* Task goal: Every line that holds the string "source" is to be identified and copied.

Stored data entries
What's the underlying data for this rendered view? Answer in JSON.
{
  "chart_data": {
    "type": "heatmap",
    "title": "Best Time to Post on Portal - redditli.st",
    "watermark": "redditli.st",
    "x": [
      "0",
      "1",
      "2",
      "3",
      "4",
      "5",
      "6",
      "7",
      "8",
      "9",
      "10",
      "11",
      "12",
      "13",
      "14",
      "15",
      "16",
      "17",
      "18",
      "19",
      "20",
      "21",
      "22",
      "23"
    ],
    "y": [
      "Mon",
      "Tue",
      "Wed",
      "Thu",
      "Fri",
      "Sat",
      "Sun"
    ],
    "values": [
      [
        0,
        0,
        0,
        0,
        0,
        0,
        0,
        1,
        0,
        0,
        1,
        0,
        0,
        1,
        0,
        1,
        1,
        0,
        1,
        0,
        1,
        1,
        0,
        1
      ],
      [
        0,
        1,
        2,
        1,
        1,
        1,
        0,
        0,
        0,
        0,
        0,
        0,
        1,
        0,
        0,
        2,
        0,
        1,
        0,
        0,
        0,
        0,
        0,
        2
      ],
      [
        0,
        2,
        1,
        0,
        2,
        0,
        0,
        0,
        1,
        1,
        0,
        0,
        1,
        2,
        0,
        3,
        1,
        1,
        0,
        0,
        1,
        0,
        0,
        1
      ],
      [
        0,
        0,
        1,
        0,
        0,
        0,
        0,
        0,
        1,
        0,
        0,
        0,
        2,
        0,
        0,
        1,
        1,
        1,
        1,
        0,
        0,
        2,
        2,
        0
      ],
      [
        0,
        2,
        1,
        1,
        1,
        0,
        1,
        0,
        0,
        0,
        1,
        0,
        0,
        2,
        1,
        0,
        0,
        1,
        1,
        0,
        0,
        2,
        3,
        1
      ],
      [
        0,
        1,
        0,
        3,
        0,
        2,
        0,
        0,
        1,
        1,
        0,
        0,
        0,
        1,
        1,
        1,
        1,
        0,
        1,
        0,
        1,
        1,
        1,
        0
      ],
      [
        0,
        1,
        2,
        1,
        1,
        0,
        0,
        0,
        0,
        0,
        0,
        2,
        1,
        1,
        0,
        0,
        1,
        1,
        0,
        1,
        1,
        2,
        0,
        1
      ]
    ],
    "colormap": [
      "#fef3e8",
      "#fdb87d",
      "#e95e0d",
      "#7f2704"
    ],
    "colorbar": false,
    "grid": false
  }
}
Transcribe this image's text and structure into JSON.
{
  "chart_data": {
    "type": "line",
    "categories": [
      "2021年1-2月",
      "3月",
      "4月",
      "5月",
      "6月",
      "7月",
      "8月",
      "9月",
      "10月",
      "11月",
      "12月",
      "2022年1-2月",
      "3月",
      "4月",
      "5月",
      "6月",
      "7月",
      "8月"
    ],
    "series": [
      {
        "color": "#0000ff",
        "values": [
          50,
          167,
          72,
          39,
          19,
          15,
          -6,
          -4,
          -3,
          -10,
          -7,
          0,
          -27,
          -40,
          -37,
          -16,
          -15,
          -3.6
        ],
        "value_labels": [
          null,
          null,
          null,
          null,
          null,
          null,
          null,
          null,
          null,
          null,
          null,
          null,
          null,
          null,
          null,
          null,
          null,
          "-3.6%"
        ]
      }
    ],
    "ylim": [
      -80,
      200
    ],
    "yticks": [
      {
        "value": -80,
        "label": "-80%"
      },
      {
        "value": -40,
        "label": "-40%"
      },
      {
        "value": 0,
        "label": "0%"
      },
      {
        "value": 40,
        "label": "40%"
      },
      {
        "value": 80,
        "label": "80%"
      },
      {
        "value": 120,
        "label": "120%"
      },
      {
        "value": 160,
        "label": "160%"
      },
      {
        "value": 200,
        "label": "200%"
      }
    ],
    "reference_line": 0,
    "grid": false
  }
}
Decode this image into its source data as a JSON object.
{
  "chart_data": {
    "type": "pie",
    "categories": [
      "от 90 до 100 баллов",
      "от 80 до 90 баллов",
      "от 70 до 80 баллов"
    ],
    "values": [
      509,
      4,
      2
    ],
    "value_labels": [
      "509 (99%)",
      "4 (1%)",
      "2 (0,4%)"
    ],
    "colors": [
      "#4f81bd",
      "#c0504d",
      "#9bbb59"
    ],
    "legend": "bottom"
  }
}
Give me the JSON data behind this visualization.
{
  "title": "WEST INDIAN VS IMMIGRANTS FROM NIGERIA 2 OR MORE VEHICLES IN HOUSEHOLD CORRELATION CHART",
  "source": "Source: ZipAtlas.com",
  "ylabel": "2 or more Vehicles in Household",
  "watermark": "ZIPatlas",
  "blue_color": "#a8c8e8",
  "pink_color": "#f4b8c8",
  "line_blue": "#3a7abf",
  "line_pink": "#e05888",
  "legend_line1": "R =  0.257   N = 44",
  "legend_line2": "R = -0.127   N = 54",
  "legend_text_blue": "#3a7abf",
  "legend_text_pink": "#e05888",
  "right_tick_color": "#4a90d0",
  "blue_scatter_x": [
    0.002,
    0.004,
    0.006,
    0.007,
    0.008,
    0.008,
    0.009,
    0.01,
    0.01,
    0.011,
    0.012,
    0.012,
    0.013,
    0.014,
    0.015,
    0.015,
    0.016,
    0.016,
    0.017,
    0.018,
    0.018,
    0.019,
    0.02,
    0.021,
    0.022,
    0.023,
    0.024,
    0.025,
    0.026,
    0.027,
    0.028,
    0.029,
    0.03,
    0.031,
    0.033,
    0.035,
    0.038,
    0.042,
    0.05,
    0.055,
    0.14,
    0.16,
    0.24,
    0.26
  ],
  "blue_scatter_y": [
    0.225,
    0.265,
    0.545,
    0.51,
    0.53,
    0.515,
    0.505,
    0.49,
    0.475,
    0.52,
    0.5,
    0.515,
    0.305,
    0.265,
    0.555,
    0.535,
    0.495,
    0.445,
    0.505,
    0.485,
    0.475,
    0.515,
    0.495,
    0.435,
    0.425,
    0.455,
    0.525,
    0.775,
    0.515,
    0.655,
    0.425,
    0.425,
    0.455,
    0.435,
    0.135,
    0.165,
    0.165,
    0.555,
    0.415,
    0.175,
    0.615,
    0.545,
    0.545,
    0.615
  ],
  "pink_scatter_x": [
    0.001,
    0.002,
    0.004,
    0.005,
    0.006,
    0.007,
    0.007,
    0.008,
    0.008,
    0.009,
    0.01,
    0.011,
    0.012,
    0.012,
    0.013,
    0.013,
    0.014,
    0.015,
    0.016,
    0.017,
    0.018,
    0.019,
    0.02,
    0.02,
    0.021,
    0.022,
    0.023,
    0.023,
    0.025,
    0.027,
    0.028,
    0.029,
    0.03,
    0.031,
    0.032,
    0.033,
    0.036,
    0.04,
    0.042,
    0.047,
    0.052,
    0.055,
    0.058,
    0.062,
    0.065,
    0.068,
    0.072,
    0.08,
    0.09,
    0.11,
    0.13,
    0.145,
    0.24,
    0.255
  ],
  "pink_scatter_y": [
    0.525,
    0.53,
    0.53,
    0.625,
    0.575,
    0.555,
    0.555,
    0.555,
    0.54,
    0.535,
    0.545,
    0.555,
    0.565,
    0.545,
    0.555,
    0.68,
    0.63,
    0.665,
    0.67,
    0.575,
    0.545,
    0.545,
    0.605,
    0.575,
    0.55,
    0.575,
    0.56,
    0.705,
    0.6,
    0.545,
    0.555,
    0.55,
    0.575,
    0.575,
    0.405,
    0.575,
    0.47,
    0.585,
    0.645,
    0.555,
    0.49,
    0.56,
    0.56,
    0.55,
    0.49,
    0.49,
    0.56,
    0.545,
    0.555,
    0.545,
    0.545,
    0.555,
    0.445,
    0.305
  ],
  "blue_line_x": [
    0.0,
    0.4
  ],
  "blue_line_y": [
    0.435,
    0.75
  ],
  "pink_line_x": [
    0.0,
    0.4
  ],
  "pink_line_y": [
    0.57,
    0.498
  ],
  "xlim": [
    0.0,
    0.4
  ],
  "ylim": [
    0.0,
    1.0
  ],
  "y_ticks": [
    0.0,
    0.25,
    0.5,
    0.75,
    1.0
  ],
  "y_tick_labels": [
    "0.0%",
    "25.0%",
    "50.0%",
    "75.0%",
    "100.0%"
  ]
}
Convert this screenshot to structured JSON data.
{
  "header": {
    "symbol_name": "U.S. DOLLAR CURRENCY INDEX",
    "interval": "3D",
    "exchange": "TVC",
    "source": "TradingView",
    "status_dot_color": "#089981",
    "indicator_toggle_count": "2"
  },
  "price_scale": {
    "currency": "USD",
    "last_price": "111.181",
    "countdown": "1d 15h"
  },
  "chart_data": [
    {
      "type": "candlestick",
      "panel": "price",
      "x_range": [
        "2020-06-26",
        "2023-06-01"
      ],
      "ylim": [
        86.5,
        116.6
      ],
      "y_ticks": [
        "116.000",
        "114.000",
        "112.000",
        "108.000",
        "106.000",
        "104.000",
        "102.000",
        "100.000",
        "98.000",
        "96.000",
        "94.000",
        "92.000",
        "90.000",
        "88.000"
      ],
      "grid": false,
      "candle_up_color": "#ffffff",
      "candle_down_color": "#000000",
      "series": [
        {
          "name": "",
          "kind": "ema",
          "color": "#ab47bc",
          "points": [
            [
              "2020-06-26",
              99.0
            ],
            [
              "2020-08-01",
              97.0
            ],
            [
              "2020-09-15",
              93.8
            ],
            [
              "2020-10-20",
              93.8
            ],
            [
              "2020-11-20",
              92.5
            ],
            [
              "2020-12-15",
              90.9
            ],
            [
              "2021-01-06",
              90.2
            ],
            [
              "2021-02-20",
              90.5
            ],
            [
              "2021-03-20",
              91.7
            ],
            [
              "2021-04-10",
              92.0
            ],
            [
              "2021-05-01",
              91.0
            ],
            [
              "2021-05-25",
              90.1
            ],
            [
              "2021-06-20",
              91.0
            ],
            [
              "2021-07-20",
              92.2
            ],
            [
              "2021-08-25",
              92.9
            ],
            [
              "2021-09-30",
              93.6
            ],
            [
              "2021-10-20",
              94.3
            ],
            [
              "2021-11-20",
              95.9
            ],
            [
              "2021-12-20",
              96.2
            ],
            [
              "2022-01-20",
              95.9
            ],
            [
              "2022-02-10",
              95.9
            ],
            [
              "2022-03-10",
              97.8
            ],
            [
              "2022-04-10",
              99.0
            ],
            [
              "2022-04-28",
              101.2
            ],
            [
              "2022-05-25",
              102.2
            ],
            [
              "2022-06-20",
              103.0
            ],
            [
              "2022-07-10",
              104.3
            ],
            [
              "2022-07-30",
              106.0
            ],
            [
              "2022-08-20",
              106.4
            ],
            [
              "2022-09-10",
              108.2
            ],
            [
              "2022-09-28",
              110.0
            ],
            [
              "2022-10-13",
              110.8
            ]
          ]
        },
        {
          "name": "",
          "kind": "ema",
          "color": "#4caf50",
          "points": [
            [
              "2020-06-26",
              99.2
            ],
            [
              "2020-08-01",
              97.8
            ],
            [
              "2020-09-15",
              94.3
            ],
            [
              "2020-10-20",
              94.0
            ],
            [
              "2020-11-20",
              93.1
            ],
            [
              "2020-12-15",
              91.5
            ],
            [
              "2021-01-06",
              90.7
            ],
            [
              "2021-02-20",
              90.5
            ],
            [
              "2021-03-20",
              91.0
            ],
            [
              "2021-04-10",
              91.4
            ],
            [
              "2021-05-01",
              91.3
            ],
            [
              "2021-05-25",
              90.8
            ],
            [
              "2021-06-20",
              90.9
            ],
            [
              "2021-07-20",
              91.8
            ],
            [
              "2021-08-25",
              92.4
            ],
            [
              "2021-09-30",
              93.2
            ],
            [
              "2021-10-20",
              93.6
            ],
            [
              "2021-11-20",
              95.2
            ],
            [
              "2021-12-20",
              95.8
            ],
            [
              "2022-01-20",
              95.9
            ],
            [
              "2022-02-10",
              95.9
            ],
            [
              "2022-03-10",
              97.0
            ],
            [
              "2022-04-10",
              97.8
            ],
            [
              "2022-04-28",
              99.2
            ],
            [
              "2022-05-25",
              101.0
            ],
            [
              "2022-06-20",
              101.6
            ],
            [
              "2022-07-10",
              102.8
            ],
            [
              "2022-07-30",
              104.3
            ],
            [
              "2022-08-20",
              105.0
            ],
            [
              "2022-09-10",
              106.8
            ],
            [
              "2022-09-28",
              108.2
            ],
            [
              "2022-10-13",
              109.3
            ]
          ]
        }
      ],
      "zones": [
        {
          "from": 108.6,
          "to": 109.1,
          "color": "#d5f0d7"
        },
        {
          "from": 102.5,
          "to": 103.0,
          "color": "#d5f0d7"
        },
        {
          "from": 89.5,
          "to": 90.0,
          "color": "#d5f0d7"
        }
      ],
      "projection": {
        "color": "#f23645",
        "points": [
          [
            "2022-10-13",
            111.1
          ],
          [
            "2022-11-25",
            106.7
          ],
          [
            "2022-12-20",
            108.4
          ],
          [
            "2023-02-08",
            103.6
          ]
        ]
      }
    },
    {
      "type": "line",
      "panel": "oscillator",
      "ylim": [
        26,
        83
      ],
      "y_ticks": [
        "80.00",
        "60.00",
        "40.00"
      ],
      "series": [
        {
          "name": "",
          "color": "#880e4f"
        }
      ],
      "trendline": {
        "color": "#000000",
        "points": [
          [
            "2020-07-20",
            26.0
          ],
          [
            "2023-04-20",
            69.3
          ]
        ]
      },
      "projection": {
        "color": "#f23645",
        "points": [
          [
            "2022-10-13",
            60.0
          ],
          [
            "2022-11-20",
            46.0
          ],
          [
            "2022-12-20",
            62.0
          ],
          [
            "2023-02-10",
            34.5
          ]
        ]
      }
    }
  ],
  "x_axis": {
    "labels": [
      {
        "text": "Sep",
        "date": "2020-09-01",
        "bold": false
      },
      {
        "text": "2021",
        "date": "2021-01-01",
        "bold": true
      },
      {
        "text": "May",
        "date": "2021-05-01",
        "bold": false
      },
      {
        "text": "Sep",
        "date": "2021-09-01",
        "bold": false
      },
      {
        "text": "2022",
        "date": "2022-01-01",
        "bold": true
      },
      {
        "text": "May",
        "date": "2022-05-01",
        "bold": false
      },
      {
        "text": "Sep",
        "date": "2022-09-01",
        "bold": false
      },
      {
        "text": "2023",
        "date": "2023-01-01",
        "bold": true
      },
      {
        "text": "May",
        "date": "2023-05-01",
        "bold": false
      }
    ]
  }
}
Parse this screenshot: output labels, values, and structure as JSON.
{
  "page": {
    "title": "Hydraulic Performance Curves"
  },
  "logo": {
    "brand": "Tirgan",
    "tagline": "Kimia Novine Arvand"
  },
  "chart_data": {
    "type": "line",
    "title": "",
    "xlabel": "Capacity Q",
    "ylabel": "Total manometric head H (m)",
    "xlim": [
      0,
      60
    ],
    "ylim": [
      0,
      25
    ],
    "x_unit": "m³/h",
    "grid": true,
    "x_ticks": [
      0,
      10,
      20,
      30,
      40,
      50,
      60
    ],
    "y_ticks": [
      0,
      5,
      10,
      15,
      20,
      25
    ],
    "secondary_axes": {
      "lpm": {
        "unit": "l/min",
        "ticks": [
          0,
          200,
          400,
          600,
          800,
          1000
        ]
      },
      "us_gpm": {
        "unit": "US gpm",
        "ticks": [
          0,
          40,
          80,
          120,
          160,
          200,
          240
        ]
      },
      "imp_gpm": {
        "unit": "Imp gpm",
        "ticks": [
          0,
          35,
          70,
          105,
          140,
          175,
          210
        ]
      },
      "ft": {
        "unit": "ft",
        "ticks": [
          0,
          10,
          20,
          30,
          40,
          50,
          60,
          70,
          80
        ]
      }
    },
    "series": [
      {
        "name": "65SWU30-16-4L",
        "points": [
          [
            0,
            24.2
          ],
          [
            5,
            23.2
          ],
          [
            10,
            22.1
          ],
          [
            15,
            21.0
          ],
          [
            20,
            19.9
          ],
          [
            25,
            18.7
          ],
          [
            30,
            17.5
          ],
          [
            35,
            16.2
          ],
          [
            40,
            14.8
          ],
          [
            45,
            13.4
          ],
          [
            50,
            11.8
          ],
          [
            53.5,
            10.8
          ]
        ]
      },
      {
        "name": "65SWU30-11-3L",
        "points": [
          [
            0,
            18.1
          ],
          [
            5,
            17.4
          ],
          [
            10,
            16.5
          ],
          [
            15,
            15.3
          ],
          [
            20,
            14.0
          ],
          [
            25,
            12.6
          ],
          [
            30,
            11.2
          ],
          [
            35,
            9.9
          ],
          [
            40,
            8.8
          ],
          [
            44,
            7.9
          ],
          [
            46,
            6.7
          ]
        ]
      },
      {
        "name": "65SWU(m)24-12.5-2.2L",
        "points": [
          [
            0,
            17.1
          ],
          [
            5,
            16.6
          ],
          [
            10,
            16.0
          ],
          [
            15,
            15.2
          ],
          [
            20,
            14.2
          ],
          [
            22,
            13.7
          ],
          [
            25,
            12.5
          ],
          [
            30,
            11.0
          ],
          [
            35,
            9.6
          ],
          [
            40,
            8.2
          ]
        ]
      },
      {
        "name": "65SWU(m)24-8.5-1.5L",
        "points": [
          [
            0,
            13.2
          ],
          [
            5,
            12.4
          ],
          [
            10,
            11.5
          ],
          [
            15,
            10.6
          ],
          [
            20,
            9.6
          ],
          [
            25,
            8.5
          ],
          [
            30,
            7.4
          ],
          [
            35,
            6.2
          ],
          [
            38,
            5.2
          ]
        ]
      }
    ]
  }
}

* The solution:
Decode this image into its source data as a JSON object.
  "source": "Source: ZipAtlas.com",
    "source": "TradingView",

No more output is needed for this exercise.